Stored data entries:
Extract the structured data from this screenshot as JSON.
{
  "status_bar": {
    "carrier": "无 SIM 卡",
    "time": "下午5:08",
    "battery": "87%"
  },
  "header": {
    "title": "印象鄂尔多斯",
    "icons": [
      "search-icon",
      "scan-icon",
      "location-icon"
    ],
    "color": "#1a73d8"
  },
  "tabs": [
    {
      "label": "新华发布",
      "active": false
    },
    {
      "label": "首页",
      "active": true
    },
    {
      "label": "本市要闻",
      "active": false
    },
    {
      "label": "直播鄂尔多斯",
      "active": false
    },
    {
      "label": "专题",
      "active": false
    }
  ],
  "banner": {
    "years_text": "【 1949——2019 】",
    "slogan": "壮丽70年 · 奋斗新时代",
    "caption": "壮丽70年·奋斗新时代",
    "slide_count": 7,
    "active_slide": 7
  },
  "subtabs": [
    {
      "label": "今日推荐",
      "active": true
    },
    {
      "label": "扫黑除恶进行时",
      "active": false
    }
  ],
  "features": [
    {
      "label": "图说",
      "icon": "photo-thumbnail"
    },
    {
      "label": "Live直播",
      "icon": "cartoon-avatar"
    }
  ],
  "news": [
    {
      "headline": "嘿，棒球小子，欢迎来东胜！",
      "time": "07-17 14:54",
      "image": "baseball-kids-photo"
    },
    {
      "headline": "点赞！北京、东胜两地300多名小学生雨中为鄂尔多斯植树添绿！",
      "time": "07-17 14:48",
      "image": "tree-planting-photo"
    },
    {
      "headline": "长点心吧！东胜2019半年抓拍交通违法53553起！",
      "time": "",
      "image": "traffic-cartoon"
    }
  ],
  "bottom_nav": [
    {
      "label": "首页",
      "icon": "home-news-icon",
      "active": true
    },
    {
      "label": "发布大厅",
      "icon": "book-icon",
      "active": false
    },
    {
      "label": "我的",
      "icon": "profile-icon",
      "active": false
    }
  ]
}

Task statement: Quote the data above in full, changing nothing.

Solution for this exercise:
Extract the structured data from this screenshot as JSON.
{
  "status_bar": {
    "carrier": "无 SIM 卡",
    "time": "下午5:08",
    "battery": "87%"
  },
  "header": {
    "title": "印象鄂尔多斯",
    "icons": [
      "search-icon",
      "scan-icon",
      "location-icon"
    ],
    "color": "#1a73d8"
  },
  "tabs": [
    {
      "label": "新华发布",
      "active": false
    },
    {
      "label": "首页",
      "active": true
    },
    {
      "label": "本市要闻",
      "active": false
    },
    {
      "label": "直播鄂尔多斯",
      "active": false
    },
    {
      "label": "专题",
      "active": false
    }
  ],
  "banner": {
    "years_text": "【 1949——2019 】",
    "slogan": "壮丽70年 · 奋斗新时代",
    "caption": "壮丽70年·奋斗新时代",
    "slide_count": 7,
    "active_slide": 7
  },
  "subtabs": [
    {
      "label": "今日推荐",
      "active": true
    },
    {
      "label": "扫黑除恶进行时",
      "active": false
    }
  ],
  "features": [
    {
      "label": "图说",
      "icon": "photo-thumbnail"
    },
    {
      "label": "Live直播",
      "icon": "cartoon-avatar"
    }
  ],
  "news": [
    {
      "headline": "嘿，棒球小子，欢迎来东胜！",
      "time": "07-17 14:54",
      "image": "baseball-kids-photo"
    },
    {
      "headline": "点赞！北京、东胜两地300多名小学生雨中为鄂尔多斯植树添绿！",
      "time": "07-17 14:48",
      "image": "tree-planting-photo"
    },
    {
      "headline": "长点心吧！东胜2019半年抓拍交通违法53553起！",
      "time": "",
      "image": "traffic-cartoon"
    }
  ],
  "bottom_nav": [
    {
      "label": "首页",
      "icon": "home-news-icon",
      "active": true
    },
    {
      "label": "发布大厅",
      "icon": "book-icon",
      "active": false
    },
    {
      "label": "我的",
      "icon": "profile-icon",
      "active": false
    }
  ]
}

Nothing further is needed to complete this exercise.